Lay out every line of the data below as a numbered list, omitting blank lines and leaving the pictures out of your answer.

Visual layout annotation data
--

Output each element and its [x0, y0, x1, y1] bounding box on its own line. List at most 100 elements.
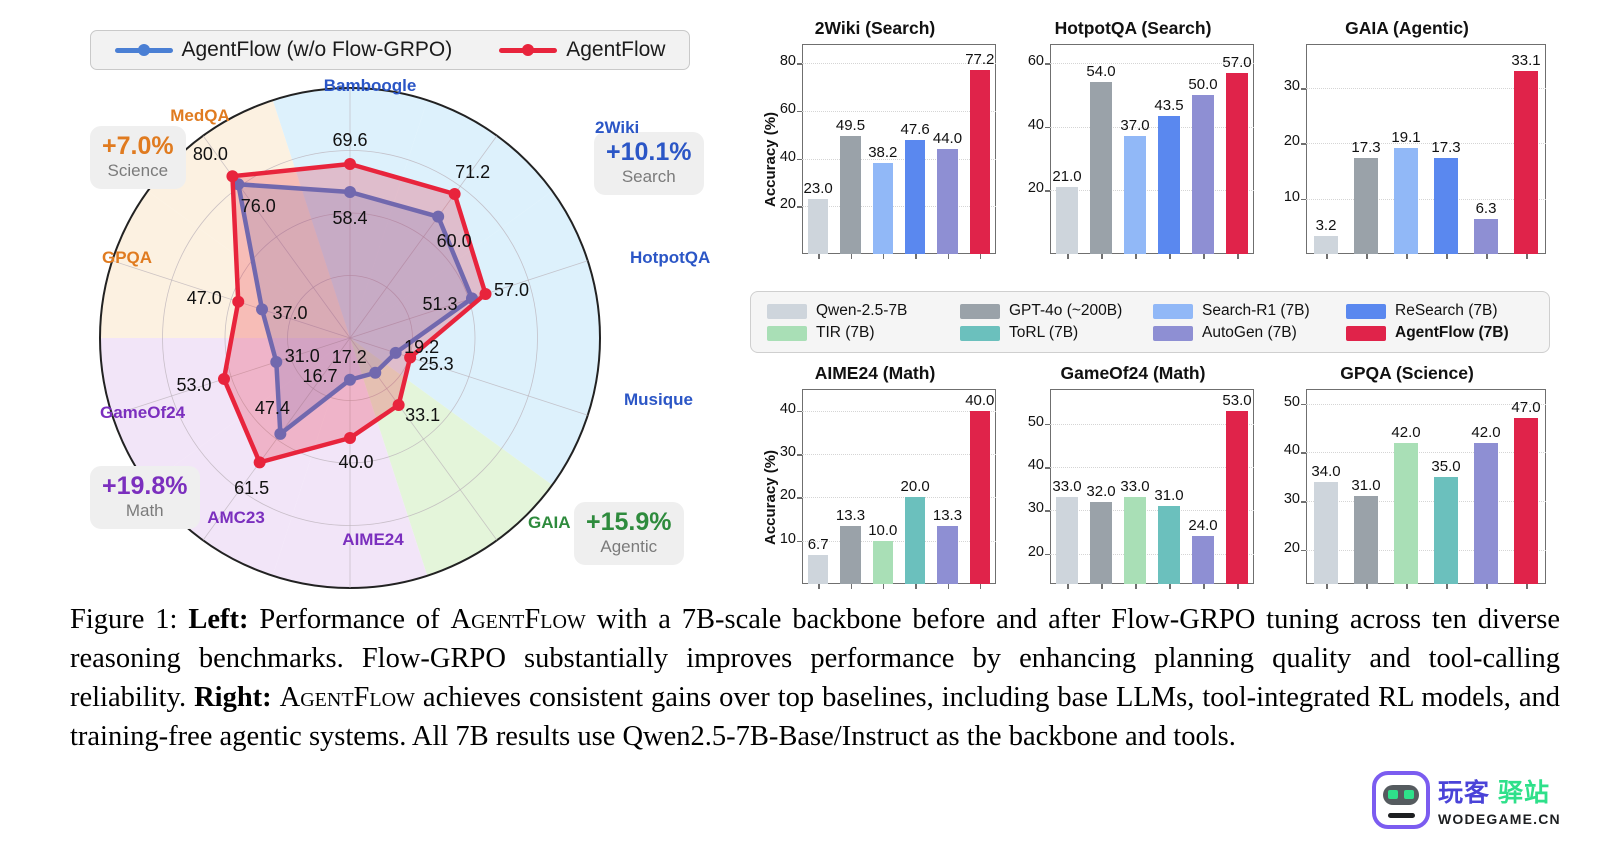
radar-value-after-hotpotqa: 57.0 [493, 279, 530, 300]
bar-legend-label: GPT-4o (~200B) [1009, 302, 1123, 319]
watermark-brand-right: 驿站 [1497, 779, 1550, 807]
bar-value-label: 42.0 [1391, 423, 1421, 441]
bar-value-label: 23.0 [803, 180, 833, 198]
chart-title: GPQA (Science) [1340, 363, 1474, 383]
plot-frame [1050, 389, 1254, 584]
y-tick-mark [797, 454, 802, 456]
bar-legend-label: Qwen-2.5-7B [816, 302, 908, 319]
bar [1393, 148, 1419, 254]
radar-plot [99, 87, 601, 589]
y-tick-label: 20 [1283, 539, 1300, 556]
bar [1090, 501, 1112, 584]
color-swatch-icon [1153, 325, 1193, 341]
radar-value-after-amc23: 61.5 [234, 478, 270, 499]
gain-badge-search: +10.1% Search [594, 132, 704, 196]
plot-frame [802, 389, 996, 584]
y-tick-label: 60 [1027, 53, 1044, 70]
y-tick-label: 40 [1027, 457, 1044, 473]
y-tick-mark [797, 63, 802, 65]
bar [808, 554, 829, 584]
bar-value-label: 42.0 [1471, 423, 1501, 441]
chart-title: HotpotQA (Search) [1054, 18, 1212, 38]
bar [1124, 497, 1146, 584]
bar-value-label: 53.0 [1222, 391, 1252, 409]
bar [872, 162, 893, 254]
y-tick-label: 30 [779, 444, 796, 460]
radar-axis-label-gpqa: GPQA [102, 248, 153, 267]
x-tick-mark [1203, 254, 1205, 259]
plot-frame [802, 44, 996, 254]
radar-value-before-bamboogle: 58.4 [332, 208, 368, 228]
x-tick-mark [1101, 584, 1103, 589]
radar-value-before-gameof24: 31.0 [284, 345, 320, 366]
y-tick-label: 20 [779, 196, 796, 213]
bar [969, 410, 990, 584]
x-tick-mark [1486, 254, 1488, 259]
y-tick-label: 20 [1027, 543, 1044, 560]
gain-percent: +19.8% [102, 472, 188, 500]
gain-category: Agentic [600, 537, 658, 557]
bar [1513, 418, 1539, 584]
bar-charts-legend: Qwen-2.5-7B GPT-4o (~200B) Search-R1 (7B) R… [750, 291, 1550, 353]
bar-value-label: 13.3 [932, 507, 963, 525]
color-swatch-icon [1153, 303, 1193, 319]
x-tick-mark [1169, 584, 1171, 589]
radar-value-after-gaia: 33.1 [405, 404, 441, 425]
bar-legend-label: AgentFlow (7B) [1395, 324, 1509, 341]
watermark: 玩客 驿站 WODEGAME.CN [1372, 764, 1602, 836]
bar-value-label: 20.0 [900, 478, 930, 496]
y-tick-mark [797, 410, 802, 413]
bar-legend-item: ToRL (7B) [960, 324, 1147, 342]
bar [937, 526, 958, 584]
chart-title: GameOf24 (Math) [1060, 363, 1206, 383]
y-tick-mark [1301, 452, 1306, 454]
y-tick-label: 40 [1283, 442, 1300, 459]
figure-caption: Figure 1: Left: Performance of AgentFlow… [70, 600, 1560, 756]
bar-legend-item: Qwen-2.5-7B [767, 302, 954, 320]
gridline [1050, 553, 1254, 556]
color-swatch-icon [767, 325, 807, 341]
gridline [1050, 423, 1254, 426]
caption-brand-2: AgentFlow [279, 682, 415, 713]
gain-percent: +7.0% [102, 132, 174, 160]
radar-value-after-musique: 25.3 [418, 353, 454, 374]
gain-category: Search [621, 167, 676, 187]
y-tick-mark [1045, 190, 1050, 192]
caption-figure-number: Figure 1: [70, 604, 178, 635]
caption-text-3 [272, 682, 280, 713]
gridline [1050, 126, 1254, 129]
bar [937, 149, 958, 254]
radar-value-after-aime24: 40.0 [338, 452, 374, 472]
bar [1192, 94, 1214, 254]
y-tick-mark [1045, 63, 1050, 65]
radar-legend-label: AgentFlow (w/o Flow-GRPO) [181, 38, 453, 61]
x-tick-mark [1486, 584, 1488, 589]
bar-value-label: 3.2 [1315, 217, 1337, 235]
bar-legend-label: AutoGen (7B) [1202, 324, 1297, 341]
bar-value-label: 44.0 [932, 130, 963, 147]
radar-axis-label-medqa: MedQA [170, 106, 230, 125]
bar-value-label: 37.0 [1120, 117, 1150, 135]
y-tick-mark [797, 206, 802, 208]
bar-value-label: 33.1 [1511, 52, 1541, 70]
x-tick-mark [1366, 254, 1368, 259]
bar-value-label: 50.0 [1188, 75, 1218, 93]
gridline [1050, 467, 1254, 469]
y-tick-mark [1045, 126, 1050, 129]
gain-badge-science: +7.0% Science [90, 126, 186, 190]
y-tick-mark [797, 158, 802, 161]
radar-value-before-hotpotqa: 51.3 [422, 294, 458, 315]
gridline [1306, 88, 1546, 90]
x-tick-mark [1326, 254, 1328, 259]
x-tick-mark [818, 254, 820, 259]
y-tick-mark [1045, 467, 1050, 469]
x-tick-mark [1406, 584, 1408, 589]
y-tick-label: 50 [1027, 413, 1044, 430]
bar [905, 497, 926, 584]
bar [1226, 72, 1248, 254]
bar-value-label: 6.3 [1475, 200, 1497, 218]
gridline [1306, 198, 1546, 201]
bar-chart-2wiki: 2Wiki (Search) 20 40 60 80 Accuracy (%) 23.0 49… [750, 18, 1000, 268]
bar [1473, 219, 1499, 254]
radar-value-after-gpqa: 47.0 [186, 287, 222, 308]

--

* _Expected answer_:
1. Output each element and its [x0, y0, x1, y1] bounding box on its own line. List at most 100 elements.
2. radar-value-after-hotpotqa: 57.0 [493, 279, 530, 300]
3. bar-legend-label: GPT-4o (~200B) [1009, 302, 1123, 319]
4. watermark-brand-right: 驿站 [1497, 779, 1550, 807]
5. bar-value-label: 42.0 [1391, 423, 1421, 441]
6. bar-value-label: 23.0 [803, 180, 833, 198]
7. chart-title: GPQA (Science) [1340, 363, 1474, 383]
8. plot-frame [1050, 389, 1254, 584]
9. y-tick-mark [797, 454, 802, 456]
10. bar-legend-label: Qwen-2.5-7B [816, 302, 908, 319]
11. bar [1393, 148, 1419, 254]
12. radar-plot [99, 87, 601, 589]
13. y-tick-label: 20 [1283, 539, 1300, 556]
14. bar [1090, 501, 1112, 584]
15. color-swatch-icon [1153, 325, 1193, 341]
16. radar-value-after-amc23: 61.5 [234, 478, 270, 499]
17. gain-badge-search: +10.1% Search [594, 132, 704, 196]
18. plot-frame [802, 389, 996, 584]
19. y-tick-label: 60 [1027, 53, 1044, 70]
20. y-tick-label: 40 [1027, 457, 1044, 473]
21. y-tick-mark [797, 63, 802, 65]
22. bar [808, 554, 829, 584]
23. bar-value-label: 42.0 [1471, 423, 1501, 441]
24. chart-title: HotpotQA (Search) [1054, 18, 1212, 38]
25. bar [1124, 497, 1146, 584]
26. bar-value-label: 53.0 [1222, 391, 1252, 409]
27. bar [872, 162, 893, 254]
28. y-tick-label: 30 [779, 444, 796, 460]
29. radar-axis-label-gpqa: GPQA [102, 248, 153, 267]
30. x-tick-mark [1203, 254, 1205, 259]
31. plot-frame [802, 44, 996, 254]
32. radar-value-before-bamboogle: 58.4 [332, 208, 368, 228]
33. x-tick-mark [1101, 584, 1103, 589]
34. radar-value-before-gameof24: 31.0 [284, 345, 320, 366]
35. y-tick-label: 20 [779, 196, 796, 213]
36. bar [969, 410, 990, 584]
37. x-tick-mark [1486, 254, 1488, 259]
38. y-tick-label: 20 [1027, 543, 1044, 560]
39. gain-percent: +19.8% [102, 472, 188, 500]
40. gain-category: Agentic [600, 537, 658, 557]
41. bar [1513, 418, 1539, 584]
42. bar-charts-legend: Qwen-2.5-7B GPT-4o (~200B) Search-R1 (7B) R… [750, 291, 1550, 353]
43. bar-value-label: 13.3 [932, 507, 963, 525]
44. color-swatch-icon [1153, 303, 1193, 319]
45. x-tick-mark [1169, 584, 1171, 589]
46. radar-value-after-gaia: 33.1 [405, 404, 441, 425]
47. bar-legend-label: AgentFlow (7B) [1395, 324, 1509, 341]
48. watermark: 玩客 驿站 WODEGAME.CN [1372, 764, 1602, 836]
49. bar-value-label: 20.0 [900, 478, 930, 496]
50. y-tick-mark [797, 410, 802, 413]
51. bar-legend-item: ToRL (7B) [960, 324, 1147, 342]
52. bar [937, 526, 958, 584]
53. chart-title: GameOf24 (Math) [1060, 363, 1206, 383]
54. y-tick-mark [1301, 452, 1306, 454]
55. y-tick-label: 40 [1283, 442, 1300, 459]
56. figure-caption: Figure 1: Left: Performance of AgentFlow… [70, 600, 1560, 756]
57. bar-legend-item: Qwen-2.5-7B [767, 302, 954, 320]
58. gridline [1050, 553, 1254, 556]
59. color-swatch-icon [767, 325, 807, 341]
60. gridline [1050, 423, 1254, 426]
61. caption-brand-2: AgentFlow [279, 682, 415, 713]
62. gain-percent: +7.0% [102, 132, 174, 160]
63. radar-value-after-musique: 25.3 [418, 353, 454, 374]
64. gain-category: Search [621, 167, 676, 187]
65. y-tick-mark [1045, 190, 1050, 192]
66. caption-figure-number: Figure 1: [70, 604, 178, 635]
67. caption-text-3 [272, 682, 280, 713]
68. gridline [1050, 126, 1254, 129]
69. bar [937, 149, 958, 254]
70. radar-value-after-aime24: 40.0 [338, 452, 374, 472]
71. bar [1192, 94, 1214, 254]
72. y-tick-mark [1045, 63, 1050, 65]
73. radar-legend-label: AgentFlow (w/o Flow-GRPO) [181, 38, 453, 61]
74. x-tick-mark [1486, 584, 1488, 589]
75. bar-value-label: 3.2 [1315, 217, 1337, 235]
76. bar-legend-label: AutoGen (7B) [1202, 324, 1297, 341]
77. bar-value-label: 44.0 [932, 130, 963, 147]
78. radar-axis-label-medqa: MedQA [170, 106, 230, 125]
79. bar-value-label: 37.0 [1120, 117, 1150, 135]
80. y-tick-mark [797, 206, 802, 208]
81. bar-value-label: 33.1 [1511, 52, 1541, 70]
82. x-tick-mark [1366, 254, 1368, 259]
83. bar-value-label: 50.0 [1188, 75, 1218, 93]
84. gridline [1050, 467, 1254, 469]
85. y-tick-mark [1045, 126, 1050, 129]
86. gain-badge-science: +7.0% Science [90, 126, 186, 190]
87. y-tick-mark [797, 158, 802, 161]
88. radar-value-before-hotpotqa: 51.3 [422, 294, 458, 315]
89. gridline [1306, 88, 1546, 90]
90. x-tick-mark [1326, 254, 1328, 259]
91. x-tick-mark [818, 254, 820, 259]
92. y-tick-mark [1045, 467, 1050, 469]
93. x-tick-mark [1406, 584, 1408, 589]
94. y-tick-label: 50 [1027, 413, 1044, 430]
95. bar [905, 497, 926, 584]
96. bar [1226, 72, 1248, 254]
97. bar-value-label: 6.3 [1475, 200, 1497, 218]
98. gridline [1306, 198, 1546, 201]
99. bar-chart-2wiki: 2Wiki (Search) 20 40 60 80 Accuracy (%) 23.0 49… [750, 18, 1000, 268]
100. bar [1473, 219, 1499, 254]
101. radar-value-after-gpqa: 47.0 [186, 287, 222, 308]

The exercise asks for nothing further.